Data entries

(begin)

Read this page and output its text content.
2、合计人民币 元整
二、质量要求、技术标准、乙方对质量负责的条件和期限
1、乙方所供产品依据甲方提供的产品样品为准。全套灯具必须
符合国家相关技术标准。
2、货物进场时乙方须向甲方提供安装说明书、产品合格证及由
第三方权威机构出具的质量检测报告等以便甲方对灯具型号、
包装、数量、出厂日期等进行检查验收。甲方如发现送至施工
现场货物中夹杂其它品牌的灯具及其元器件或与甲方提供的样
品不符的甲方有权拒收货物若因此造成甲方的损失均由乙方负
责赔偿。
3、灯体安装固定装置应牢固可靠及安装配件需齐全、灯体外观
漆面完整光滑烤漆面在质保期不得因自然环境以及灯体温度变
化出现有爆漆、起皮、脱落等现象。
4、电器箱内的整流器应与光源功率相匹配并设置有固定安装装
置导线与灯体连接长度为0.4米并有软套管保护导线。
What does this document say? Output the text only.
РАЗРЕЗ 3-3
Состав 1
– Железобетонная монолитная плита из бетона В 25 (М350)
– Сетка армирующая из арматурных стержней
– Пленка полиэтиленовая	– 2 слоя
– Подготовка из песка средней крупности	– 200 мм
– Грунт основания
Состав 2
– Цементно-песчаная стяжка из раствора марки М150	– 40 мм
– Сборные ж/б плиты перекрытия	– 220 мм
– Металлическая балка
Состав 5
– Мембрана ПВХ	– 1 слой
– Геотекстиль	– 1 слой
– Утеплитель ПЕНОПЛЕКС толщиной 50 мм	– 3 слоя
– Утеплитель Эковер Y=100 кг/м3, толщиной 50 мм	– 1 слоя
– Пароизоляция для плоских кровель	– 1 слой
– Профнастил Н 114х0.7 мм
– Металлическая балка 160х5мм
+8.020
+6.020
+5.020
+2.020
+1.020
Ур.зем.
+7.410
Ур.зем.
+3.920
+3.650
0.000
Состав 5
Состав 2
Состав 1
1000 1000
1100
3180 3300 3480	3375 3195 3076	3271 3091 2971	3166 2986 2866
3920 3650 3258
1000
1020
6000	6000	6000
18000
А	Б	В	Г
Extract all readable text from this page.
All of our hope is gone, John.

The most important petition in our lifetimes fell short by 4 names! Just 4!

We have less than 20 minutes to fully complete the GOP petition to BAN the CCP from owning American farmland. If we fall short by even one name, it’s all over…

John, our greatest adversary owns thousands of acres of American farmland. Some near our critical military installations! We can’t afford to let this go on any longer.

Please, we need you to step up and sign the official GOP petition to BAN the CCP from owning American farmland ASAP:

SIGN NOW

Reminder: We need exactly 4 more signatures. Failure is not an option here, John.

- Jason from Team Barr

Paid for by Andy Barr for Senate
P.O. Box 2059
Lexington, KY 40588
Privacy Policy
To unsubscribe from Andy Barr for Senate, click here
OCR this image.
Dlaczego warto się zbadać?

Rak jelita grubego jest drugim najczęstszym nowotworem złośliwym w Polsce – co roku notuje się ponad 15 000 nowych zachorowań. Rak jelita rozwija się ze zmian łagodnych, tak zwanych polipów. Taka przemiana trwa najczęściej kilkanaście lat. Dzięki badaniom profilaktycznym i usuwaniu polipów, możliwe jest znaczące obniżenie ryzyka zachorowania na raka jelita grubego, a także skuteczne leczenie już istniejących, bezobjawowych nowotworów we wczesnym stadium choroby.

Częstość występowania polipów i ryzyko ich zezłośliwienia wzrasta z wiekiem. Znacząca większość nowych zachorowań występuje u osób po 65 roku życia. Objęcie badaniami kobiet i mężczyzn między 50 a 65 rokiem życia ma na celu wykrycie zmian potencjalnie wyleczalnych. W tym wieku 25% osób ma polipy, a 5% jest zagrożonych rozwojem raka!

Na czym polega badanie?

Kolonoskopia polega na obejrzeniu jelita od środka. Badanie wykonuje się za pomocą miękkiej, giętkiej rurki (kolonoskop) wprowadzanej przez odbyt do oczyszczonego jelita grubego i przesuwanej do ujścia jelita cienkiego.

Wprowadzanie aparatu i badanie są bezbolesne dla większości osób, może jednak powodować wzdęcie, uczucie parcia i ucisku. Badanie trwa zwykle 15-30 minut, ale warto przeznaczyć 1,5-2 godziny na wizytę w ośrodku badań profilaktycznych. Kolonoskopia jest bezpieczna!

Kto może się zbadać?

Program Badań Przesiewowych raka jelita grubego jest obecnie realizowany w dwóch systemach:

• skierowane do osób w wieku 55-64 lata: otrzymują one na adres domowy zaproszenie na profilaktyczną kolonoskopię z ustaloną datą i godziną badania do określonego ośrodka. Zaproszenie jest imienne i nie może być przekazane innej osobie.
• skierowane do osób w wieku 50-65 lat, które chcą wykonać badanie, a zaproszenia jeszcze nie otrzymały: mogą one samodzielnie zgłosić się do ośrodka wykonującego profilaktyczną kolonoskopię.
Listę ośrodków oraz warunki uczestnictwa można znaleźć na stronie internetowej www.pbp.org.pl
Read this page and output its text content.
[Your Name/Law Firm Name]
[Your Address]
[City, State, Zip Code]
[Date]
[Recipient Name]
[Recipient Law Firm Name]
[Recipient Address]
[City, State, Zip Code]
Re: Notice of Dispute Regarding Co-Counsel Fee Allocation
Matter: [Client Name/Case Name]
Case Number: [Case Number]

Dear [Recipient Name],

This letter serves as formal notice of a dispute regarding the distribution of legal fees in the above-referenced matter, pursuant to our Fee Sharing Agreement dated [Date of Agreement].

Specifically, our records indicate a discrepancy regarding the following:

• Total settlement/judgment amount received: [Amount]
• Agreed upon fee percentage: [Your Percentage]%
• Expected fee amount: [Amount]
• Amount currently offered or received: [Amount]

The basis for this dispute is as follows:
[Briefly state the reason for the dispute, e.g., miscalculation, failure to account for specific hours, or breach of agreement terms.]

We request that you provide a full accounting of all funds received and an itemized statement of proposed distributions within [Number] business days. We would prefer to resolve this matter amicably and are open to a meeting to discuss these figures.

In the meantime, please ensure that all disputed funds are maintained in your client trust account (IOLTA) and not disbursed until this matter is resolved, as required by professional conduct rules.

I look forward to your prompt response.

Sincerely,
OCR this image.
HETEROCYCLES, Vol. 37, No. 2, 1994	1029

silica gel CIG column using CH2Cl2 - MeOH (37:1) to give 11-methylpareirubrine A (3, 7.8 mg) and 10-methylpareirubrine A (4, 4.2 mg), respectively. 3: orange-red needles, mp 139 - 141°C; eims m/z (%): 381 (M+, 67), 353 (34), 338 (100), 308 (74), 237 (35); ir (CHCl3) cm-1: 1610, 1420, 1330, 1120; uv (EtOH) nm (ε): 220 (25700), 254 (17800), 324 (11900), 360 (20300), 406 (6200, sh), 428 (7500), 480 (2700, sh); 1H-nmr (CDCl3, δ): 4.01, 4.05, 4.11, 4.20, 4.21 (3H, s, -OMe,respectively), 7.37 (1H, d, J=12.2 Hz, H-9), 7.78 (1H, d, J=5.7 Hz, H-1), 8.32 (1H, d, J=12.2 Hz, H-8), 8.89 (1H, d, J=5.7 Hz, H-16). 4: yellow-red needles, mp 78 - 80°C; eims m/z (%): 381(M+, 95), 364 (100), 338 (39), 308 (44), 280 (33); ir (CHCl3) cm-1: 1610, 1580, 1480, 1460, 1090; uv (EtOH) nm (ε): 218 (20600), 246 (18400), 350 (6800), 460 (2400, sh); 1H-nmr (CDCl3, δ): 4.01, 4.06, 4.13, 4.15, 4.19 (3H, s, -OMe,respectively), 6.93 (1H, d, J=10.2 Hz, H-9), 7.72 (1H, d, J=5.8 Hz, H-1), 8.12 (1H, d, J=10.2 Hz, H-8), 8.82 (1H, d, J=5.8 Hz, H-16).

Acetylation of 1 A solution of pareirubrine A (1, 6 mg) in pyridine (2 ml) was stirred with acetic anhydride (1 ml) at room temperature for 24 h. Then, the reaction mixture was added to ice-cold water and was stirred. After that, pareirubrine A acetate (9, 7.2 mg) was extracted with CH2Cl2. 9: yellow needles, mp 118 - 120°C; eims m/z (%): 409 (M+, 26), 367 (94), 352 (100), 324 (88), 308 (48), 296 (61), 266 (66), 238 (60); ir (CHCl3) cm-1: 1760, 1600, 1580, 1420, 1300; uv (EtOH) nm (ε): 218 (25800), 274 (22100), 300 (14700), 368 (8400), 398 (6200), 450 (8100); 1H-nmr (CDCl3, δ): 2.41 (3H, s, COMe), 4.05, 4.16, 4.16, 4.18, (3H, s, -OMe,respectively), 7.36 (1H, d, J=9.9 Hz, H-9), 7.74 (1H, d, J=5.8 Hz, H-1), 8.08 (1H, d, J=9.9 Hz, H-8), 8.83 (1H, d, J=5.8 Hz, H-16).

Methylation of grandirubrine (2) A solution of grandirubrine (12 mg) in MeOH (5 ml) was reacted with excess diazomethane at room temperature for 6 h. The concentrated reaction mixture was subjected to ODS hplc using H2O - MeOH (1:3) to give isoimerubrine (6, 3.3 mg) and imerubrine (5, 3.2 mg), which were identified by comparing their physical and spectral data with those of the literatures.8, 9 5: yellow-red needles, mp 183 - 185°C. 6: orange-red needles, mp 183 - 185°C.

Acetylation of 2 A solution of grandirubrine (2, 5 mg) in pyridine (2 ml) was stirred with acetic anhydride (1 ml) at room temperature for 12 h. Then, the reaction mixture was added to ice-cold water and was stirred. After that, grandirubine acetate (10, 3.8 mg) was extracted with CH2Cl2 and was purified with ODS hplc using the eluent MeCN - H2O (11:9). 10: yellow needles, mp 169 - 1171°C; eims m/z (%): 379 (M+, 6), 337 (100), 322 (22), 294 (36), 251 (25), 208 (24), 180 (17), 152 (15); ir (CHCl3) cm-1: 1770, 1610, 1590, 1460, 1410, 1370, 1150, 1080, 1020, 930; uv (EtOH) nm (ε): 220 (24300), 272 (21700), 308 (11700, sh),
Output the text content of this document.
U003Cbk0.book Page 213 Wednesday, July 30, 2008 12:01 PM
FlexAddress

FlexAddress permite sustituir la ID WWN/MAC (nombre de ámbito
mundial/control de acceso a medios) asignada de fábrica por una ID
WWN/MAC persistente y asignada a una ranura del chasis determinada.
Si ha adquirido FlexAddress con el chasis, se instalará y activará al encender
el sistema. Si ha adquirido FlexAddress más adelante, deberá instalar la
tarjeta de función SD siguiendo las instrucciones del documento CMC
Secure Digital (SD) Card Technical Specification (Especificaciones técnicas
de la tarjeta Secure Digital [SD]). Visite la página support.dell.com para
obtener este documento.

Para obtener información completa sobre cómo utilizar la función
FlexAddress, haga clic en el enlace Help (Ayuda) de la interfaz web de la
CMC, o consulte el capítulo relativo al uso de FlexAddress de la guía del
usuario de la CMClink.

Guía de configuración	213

(end)

Given instruction
Reproduce each line of the material containing the word "tarjeta".

Solution
tarjeta de función SD siguiendo las instrucciones del documento CMC
de la tarjeta Secure Digital [SD]). Visite la página support.dell.com para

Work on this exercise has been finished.